Format the stretch of records from the line containing "Annotate this image: element" through the line containing "- donut-slice: [356, 568, 538, 668]" as a JSON list of strings, with one string per line and blank lines omitted.

Items:
____________

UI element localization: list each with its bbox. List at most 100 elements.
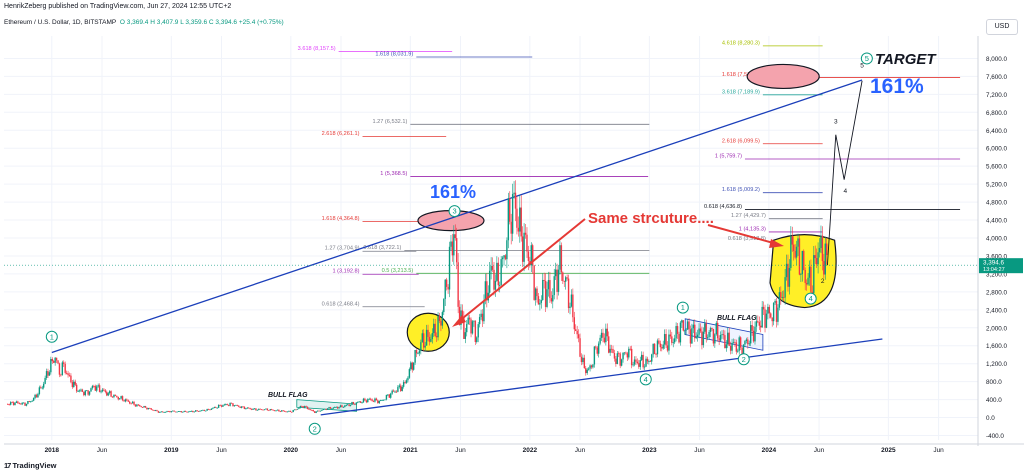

____________

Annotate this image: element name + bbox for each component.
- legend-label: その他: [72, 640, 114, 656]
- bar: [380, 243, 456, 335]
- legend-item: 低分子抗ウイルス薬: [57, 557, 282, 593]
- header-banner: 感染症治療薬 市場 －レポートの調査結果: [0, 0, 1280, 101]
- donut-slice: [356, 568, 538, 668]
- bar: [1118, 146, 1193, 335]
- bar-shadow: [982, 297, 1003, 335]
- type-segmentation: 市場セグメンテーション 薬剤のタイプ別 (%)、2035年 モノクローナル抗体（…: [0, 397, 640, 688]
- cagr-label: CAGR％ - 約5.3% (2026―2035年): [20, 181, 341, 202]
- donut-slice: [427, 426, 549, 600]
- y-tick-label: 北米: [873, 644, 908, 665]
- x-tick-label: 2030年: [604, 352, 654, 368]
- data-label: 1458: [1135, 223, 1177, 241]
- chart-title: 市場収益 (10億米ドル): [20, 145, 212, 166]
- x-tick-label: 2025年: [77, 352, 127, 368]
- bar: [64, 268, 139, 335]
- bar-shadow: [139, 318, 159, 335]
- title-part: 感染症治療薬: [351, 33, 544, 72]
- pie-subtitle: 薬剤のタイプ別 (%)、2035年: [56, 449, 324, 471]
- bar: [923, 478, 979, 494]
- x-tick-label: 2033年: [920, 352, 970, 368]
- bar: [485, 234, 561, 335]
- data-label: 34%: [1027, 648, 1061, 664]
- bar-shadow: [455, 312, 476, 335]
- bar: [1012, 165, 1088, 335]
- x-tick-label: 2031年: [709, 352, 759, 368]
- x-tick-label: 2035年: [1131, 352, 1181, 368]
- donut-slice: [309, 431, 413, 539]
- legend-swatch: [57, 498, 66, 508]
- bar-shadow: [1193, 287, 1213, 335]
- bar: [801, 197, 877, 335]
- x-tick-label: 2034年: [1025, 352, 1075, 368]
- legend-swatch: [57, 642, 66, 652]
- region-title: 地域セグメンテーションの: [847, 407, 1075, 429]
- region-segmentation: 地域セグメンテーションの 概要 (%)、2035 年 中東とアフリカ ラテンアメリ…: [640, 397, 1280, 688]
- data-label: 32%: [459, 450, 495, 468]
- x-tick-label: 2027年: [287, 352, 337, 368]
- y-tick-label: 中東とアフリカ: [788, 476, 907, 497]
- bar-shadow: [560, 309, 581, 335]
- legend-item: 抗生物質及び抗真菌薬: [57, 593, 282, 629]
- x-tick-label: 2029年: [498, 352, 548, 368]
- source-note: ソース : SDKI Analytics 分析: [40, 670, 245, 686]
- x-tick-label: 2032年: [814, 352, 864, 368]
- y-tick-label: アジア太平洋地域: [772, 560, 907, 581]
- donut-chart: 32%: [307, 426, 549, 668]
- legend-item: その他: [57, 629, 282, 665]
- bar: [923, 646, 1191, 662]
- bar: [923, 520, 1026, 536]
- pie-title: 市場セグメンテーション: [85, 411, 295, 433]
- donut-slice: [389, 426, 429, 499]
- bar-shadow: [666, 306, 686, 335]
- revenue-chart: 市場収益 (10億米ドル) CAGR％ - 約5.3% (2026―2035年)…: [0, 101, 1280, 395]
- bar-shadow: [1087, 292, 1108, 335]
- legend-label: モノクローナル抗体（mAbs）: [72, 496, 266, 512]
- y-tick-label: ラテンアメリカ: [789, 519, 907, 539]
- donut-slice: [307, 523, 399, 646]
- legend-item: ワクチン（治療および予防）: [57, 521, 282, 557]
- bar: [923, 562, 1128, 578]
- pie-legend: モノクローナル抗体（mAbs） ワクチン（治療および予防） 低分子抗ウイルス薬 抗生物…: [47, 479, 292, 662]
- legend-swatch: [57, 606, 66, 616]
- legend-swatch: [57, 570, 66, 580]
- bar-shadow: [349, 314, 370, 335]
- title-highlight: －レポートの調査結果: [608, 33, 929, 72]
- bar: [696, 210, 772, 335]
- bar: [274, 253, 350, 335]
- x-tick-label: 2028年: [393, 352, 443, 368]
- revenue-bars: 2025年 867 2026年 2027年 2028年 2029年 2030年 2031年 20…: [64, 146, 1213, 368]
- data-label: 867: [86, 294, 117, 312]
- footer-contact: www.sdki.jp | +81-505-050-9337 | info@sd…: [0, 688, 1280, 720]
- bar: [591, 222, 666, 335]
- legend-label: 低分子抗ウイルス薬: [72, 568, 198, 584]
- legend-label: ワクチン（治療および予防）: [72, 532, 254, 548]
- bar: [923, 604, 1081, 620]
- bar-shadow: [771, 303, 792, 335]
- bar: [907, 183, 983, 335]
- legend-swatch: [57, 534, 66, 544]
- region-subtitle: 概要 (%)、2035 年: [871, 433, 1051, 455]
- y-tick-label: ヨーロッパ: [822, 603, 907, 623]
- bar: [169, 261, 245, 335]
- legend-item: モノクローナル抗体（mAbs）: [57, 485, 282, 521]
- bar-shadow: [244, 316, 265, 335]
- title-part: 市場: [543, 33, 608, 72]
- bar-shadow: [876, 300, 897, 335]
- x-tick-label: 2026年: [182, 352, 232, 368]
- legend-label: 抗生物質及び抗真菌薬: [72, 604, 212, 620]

____________

The output:
[
  "Annotate this image: element name + bbox for each component.",
  "- legend-label: その他: [72, 640, 114, 656]",
  "- bar: [380, 243, 456, 335]",
  "- legend-item: 低分子抗ウイルス薬: [57, 557, 282, 593]",
  "- header-banner: 感染症治療薬 市場 －レポートの調査結果: [0, 0, 1280, 101]",
  "- donut-slice: [356, 568, 538, 668]"
]